• _WHAT YOU WILL DO_
Copy each line with the word "contigua" in it.
* Begin STORED RECORDS *
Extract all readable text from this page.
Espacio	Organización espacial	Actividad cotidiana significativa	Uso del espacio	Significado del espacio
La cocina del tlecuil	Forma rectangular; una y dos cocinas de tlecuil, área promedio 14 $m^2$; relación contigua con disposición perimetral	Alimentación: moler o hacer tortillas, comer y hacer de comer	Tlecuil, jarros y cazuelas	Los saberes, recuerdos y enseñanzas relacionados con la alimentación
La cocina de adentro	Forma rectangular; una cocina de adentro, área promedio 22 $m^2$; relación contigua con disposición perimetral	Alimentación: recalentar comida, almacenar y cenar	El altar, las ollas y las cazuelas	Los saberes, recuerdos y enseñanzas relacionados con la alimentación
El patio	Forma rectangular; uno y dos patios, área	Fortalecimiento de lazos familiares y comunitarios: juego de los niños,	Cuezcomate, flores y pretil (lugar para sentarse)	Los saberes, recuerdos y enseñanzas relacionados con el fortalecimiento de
* End STORED RECORDS *
• _ANSWER_
La cocina del tlecuil	Forma rectangular; una y dos cocinas de tlecuil, área promedio 14 $m^2$; relación contigua con disposición perimetral	Alimentación: moler o hacer tortillas, comer y hacer de comer	Tlecuil, jarros y cazuelas	Los saberes, recuerdos y enseñanzas relacionados con la alimentación
La cocina de adentro	Forma rectangular; una cocina de adentro, área promedio 22 $m^2$; relación contigua con disposición perimetral	Alimentación: recalentar comida, almacenar y cenar	El altar, las ollas y las cazuelas	Los saberes, recuerdos y enseñanzas relacionados con la alimentación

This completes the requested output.